MATERIAL PROVIDED.
((
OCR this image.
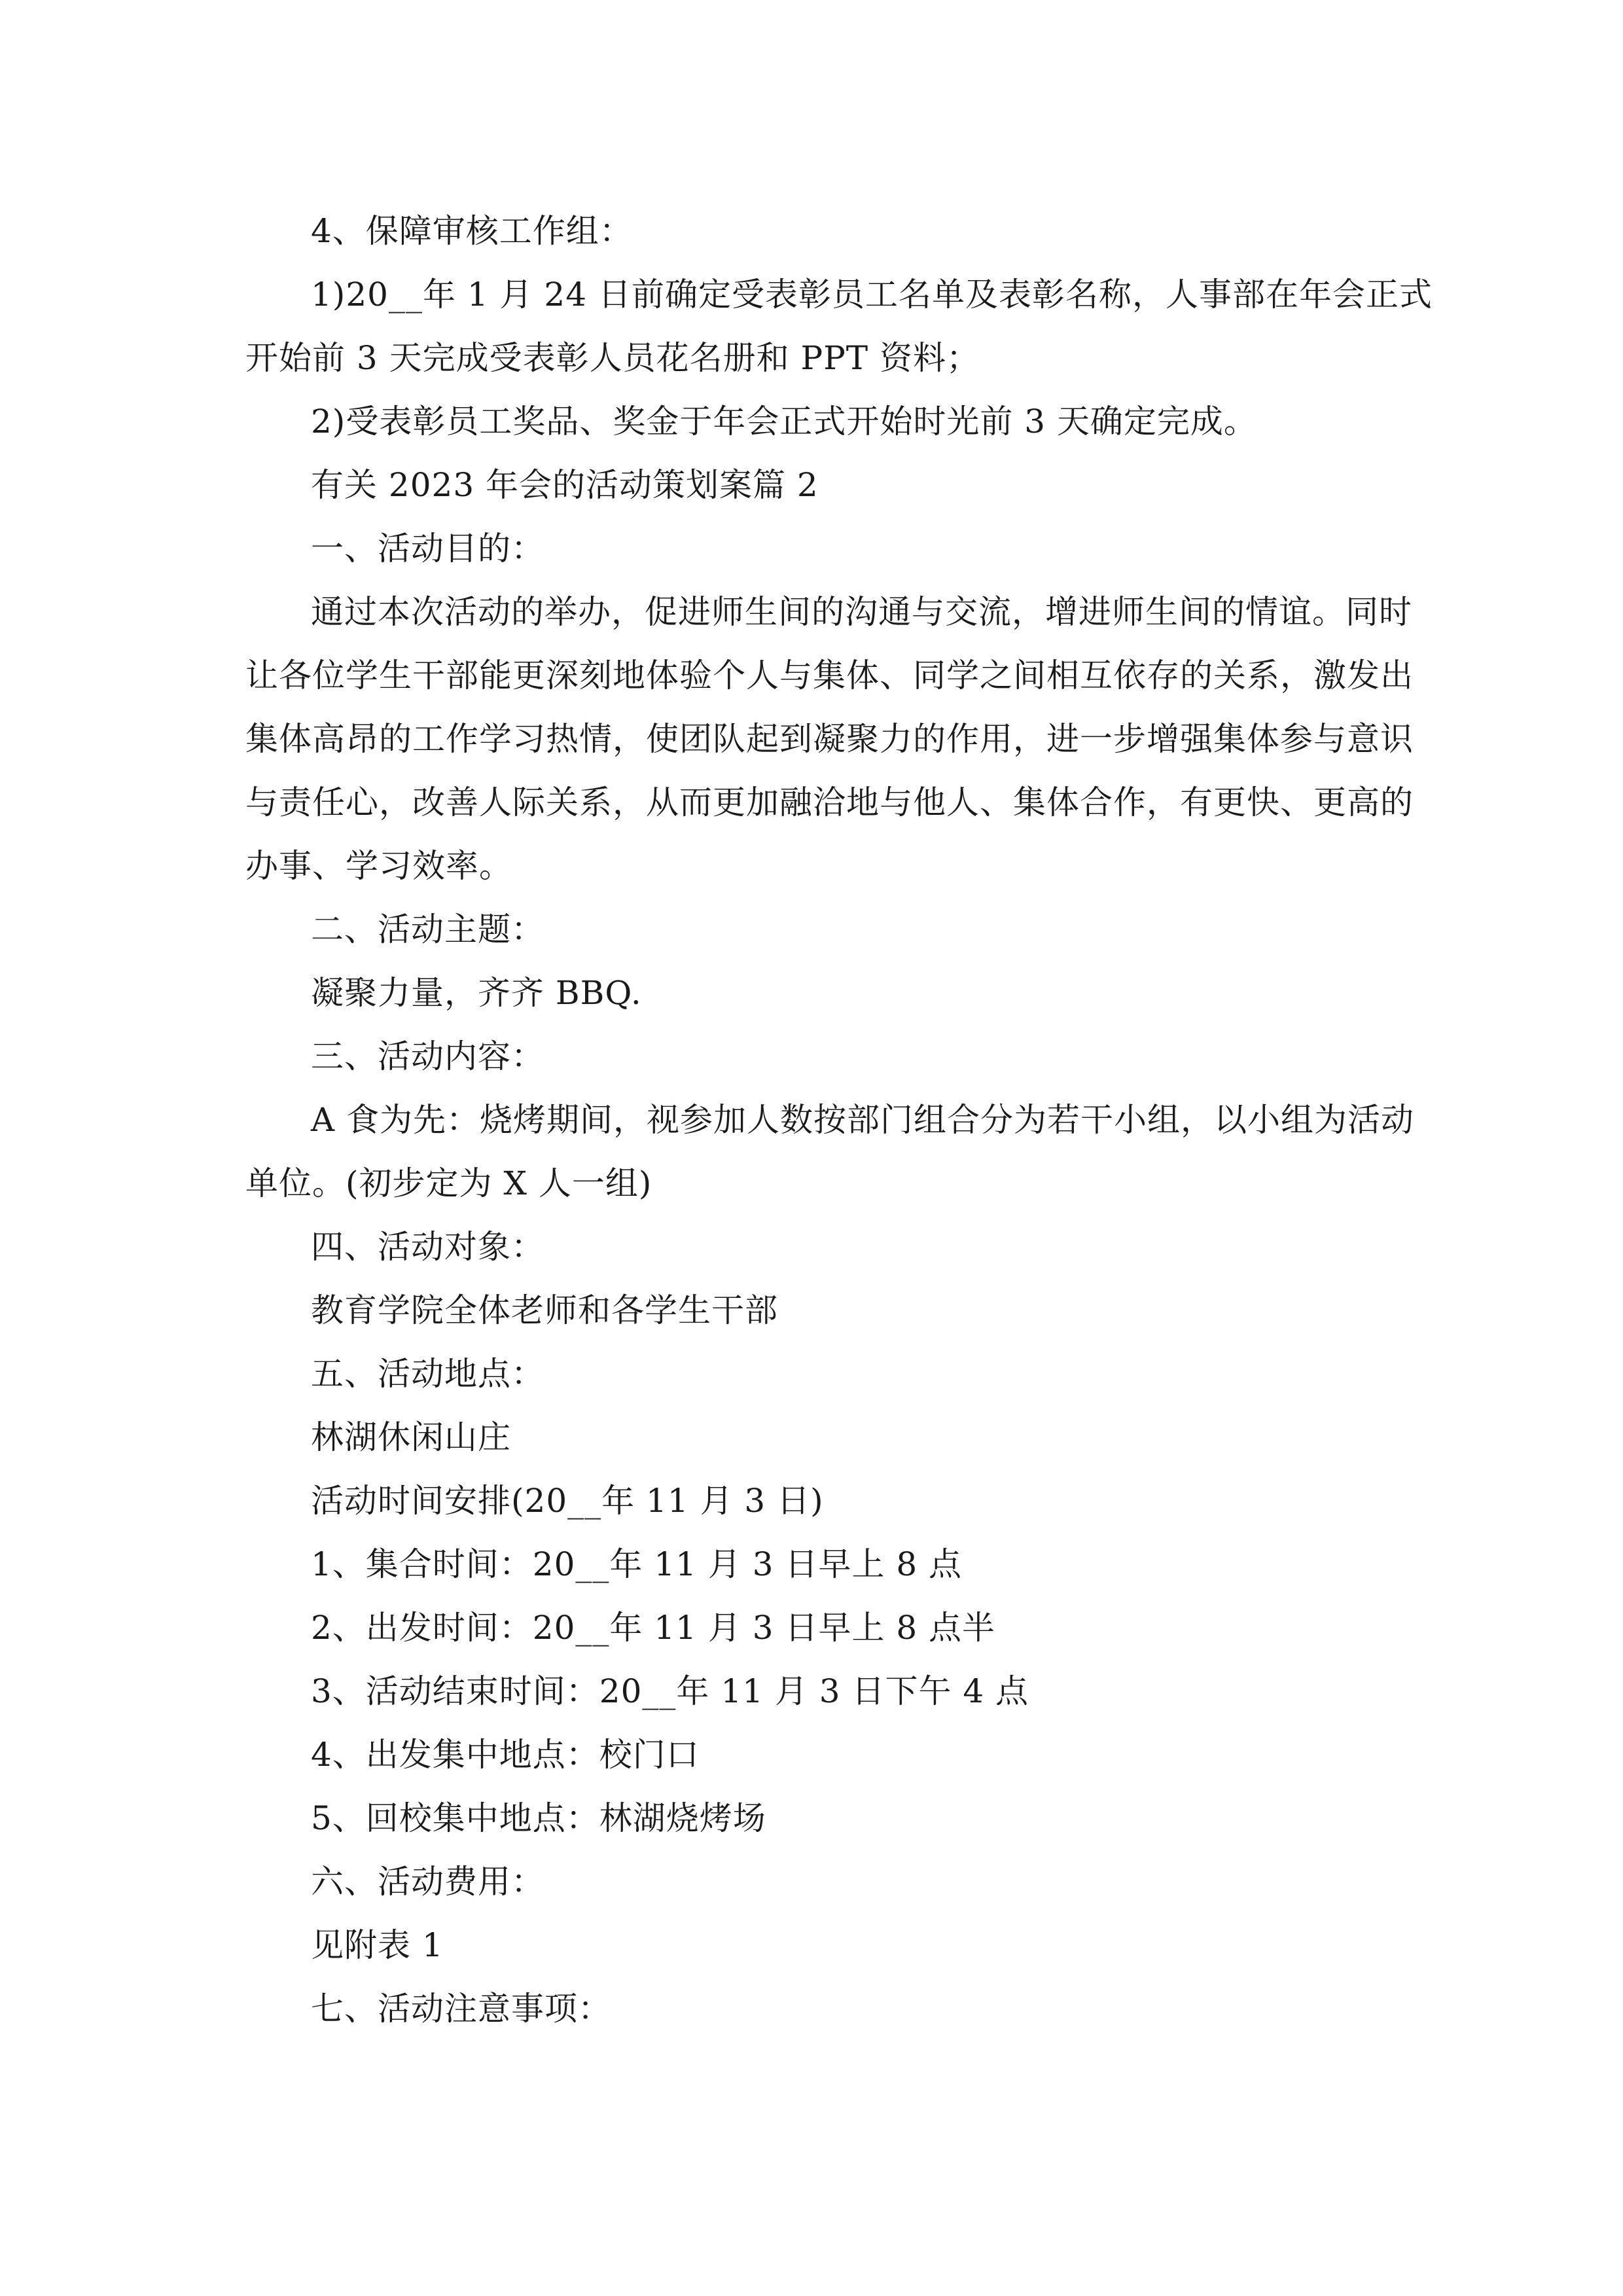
4、保障审核工作组：
1)20__年 1 月 24 日前确定受表彰员工名单及表彰名称，人事部在年会正式
开始前 3 天完成受表彰人员花名册和 PPT 资料；
2)受表彰员工奖品、奖金于年会正式开始时光前 3 天确定完成。
有关 2023 年会的活动策划案篇 2
一、活动目的：
通过本次活动的举办，促进师生间的沟通与交流，增进师生间的情谊。同时
让各位学生干部能更深刻地体验个人与集体、同学之间相互依存的关系，激发出
集体高昂的工作学习热情，使团队起到凝聚力的作用，进一步增强集体参与意识
与责任心，改善人际关系，从而更加融洽地与他人、集体合作，有更快、更高的
办事、学习效率。
二、活动主题：
凝聚力量，齐齐 BBQ.
三、活动内容：
A 食为先：烧烤期间，视参加人数按部门组合分为若干小组，以小组为活动
单位。(初步定为 X 人一组)
四、活动对象：
教育学院全体老师和各学生干部
五、活动地点：
林湖休闲山庄
活动时间安排(20__年 11 月 3 日)
1、集合时间：20__年 11 月 3 日早上 8 点
2、出发时间：20__年 11 月 3 日早上 8 点半
3、活动结束时间：20__年 11 月 3 日下午 4 点
4、出发集中地点：校门口
5、回校集中地点：林湖烧烤场
六、活动费用：
见附表 1
七、活动注意事项：
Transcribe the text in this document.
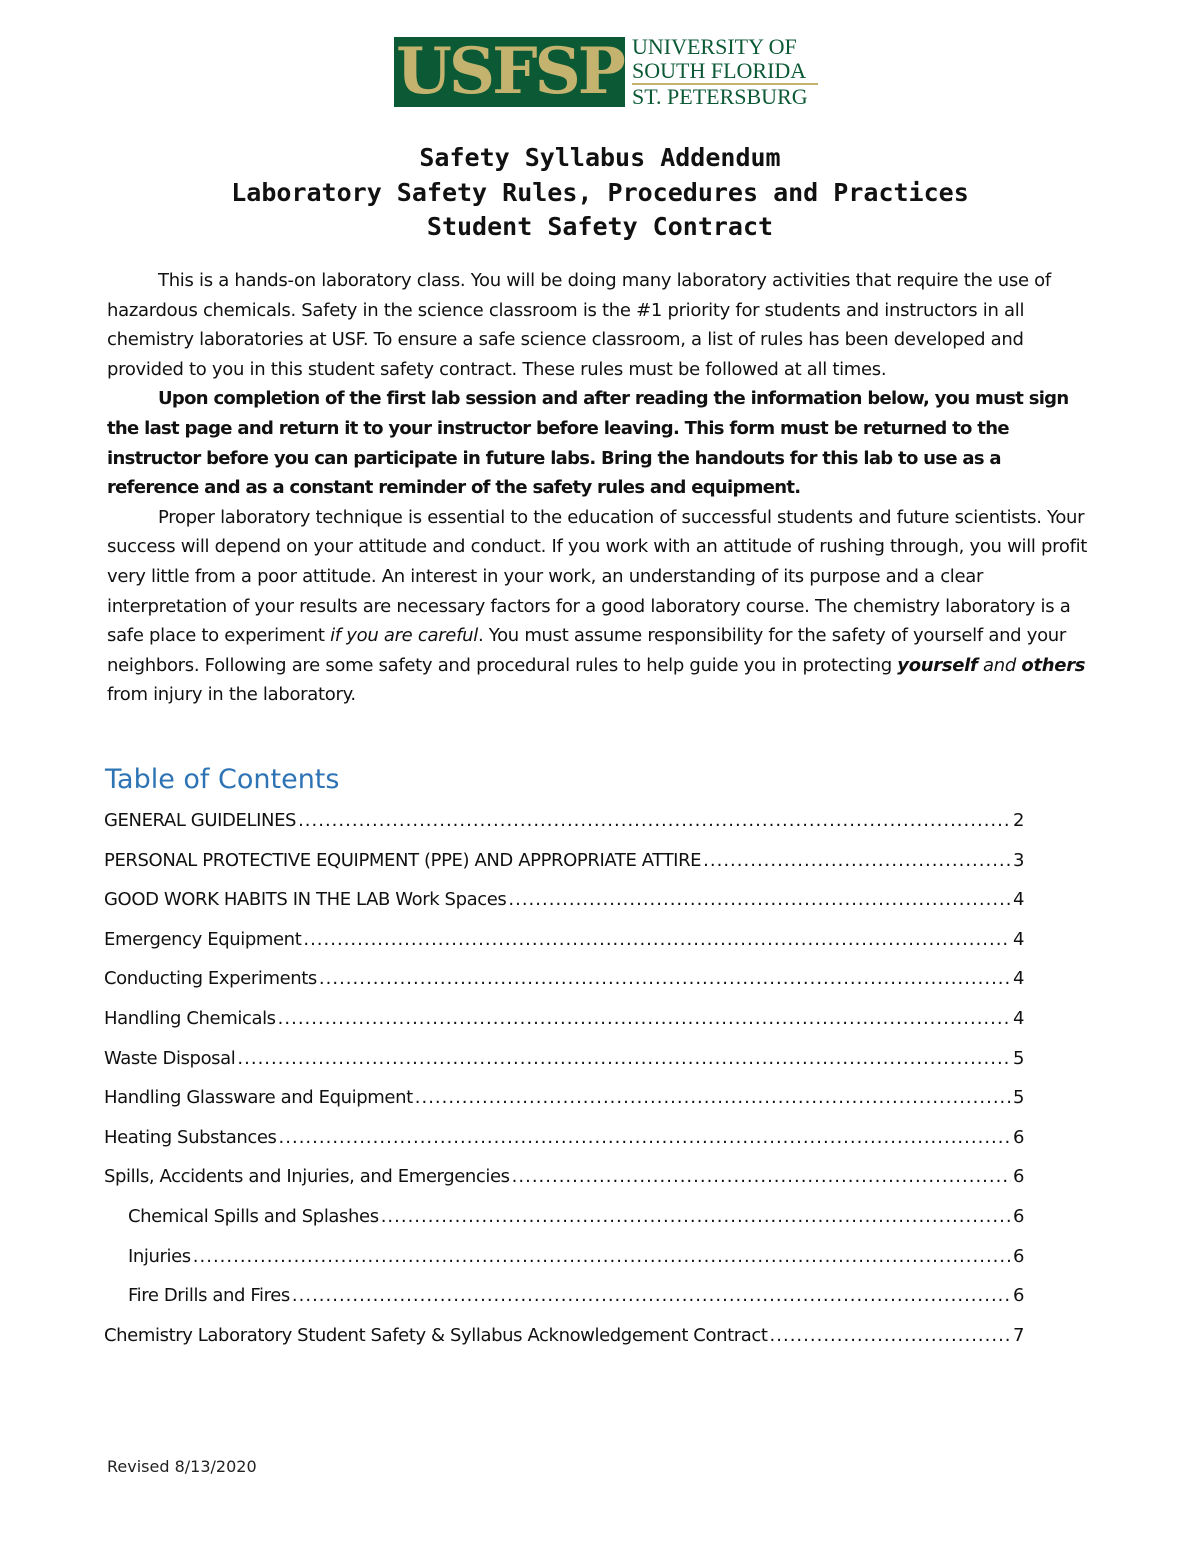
USFSP UNIVERSITY OF
SOUTH FLORIDA
ST. PETERSBURG
Safety Syllabus Addendum
Laboratory Safety Rules, Procedures and Practices
Student Safety Contract

This is a hands-on laboratory class. You will be doing many laboratory activities that require the use of hazardous chemicals. Safety in the science classroom is the #1 priority for students and instructors in all chemistry laboratories at USF. To ensure a safe science classroom, a list of rules has been developed and provided to you in this student safety contract. These rules must be followed at all times.

Upon completion of the first lab session and after reading the information below, you must sign the last page and return it to your instructor before leaving. This form must be returned to the instructor before you can participate in future labs. Bring the handouts for this lab to use as a reference and as a constant reminder of the safety rules and equipment.

Proper laboratory technique is essential to the education of successful students and future scientists. Your success will depend on your attitude and conduct. If you work with an attitude of rushing through, you will profit very little from a poor attitude. An interest in your work, an understanding of its purpose and a clear interpretation of your results are necessary factors for a good laboratory course. The chemistry laboratory is a safe place to experiment if you are careful. You must assume responsibility for the safety of yourself and your neighbors. Following are some safety and procedural rules to help guide you in protecting yourself and others from injury in the laboratory.

Table of Contents
GENERAL GUIDELINES .....	2
PERSONAL PROTECTIVE EQUIPMENT (PPE) AND APPROPRIATE ATTIRE .....	3
GOOD WORK HABITS IN THE LAB Work Spaces .....	4
Emergency Equipment .....	4
Conducting Experiments .....	4
Handling Chemicals .....	4
Waste Disposal .....	5
Handling Glassware and Equipment .....	5
Heating Substances .....	6
Spills, Accidents and Injuries, and Emergencies .....	6
Chemical Spills and Splashes .....	6
Injuries .....	6
Fire Drills and Fires .....	6
Chemistry Laboratory Student Safety & Syllabus Acknowledgement Contract .....	7
Revised 8/13/2020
))
AIM OF THE EXERCISE.
Leave out the pictures and return every record word for word.

RESULT OF THE TASK.
OCR this image.
4、保障审核工作组：
1)20__年 1 月 24 日前确定受表彰员工名单及表彰名称，人事部在年会正式
开始前 3 天完成受表彰人员花名册和 PPT 资料；
2)受表彰员工奖品、奖金于年会正式开始时光前 3 天确定完成。
有关 2023 年会的活动策划案篇 2
一、活动目的：
通过本次活动的举办，促进师生间的沟通与交流，增进师生间的情谊。同时
让各位学生干部能更深刻地体验个人与集体、同学之间相互依存的关系，激发出
集体高昂的工作学习热情，使团队起到凝聚力的作用，进一步增强集体参与意识
与责任心，改善人际关系，从而更加融洽地与他人、集体合作，有更快、更高的
办事、学习效率。
二、活动主题：
凝聚力量，齐齐 BBQ.
三、活动内容：
A 食为先：烧烤期间，视参加人数按部门组合分为若干小组，以小组为活动
单位。(初步定为 X 人一组)
四、活动对象：
教育学院全体老师和各学生干部
五、活动地点：
林湖休闲山庄
活动时间安排(20__年 11 月 3 日)
1、集合时间：20__年 11 月 3 日早上 8 点
2、出发时间：20__年 11 月 3 日早上 8 点半
3、活动结束时间：20__年 11 月 3 日下午 4 点
4、出发集中地点：校门口
5、回校集中地点：林湖烧烤场
六、活动费用：
见附表 1
七、活动注意事项：
Transcribe the text in this document.
USFSP UNIVERSITY OF
SOUTH FLORIDA
ST. PETERSBURG
Safety Syllabus Addendum
Laboratory Safety Rules, Procedures and Practices
Student Safety Contract

This is a hands-on laboratory class. You will be doing many laboratory activities that require the use of hazardous chemicals. Safety in the science classroom is the #1 priority for students and instructors in all chemistry laboratories at USF. To ensure a safe science classroom, a list of rules has been developed and provided to you in this student safety contract. These rules must be followed at all times.

Upon completion of the first lab session and after reading the information below, you must sign the last page and return it to your instructor before leaving. This form must be returned to the instructor before you can participate in future labs. Bring the handouts for this lab to use as a reference and as a constant reminder of the safety rules and equipment.

Proper laboratory technique is essential to the education of successful students and future scientists. Your success will depend on your attitude and conduct. If you work with an attitude of rushing through, you will profit very little from a poor attitude. An interest in your work, an understanding of its purpose and a clear interpretation of your results are necessary factors for a good laboratory course. The chemistry laboratory is a safe place to experiment if you are careful. You must assume responsibility for the safety of yourself and your neighbors. Following are some safety and procedural rules to help guide you in protecting yourself and others from injury in the laboratory.

Table of Contents
GENERAL GUIDELINES .....	2
PERSONAL PROTECTIVE EQUIPMENT (PPE) AND APPROPRIATE ATTIRE .....	3
GOOD WORK HABITS IN THE LAB Work Spaces .....	4
Emergency Equipment .....	4
Conducting Experiments .....	4
Handling Chemicals .....	4
Waste Disposal .....	5
Handling Glassware and Equipment .....	5
Heating Substances .....	6
Spills, Accidents and Injuries, and Emergencies .....	6
Chemical Spills and Splashes .....	6
Injuries .....	6
Fire Drills and Fires .....	6
Chemistry Laboratory Student Safety & Syllabus Acknowledgement Contract .....	7
Revised 8/13/2020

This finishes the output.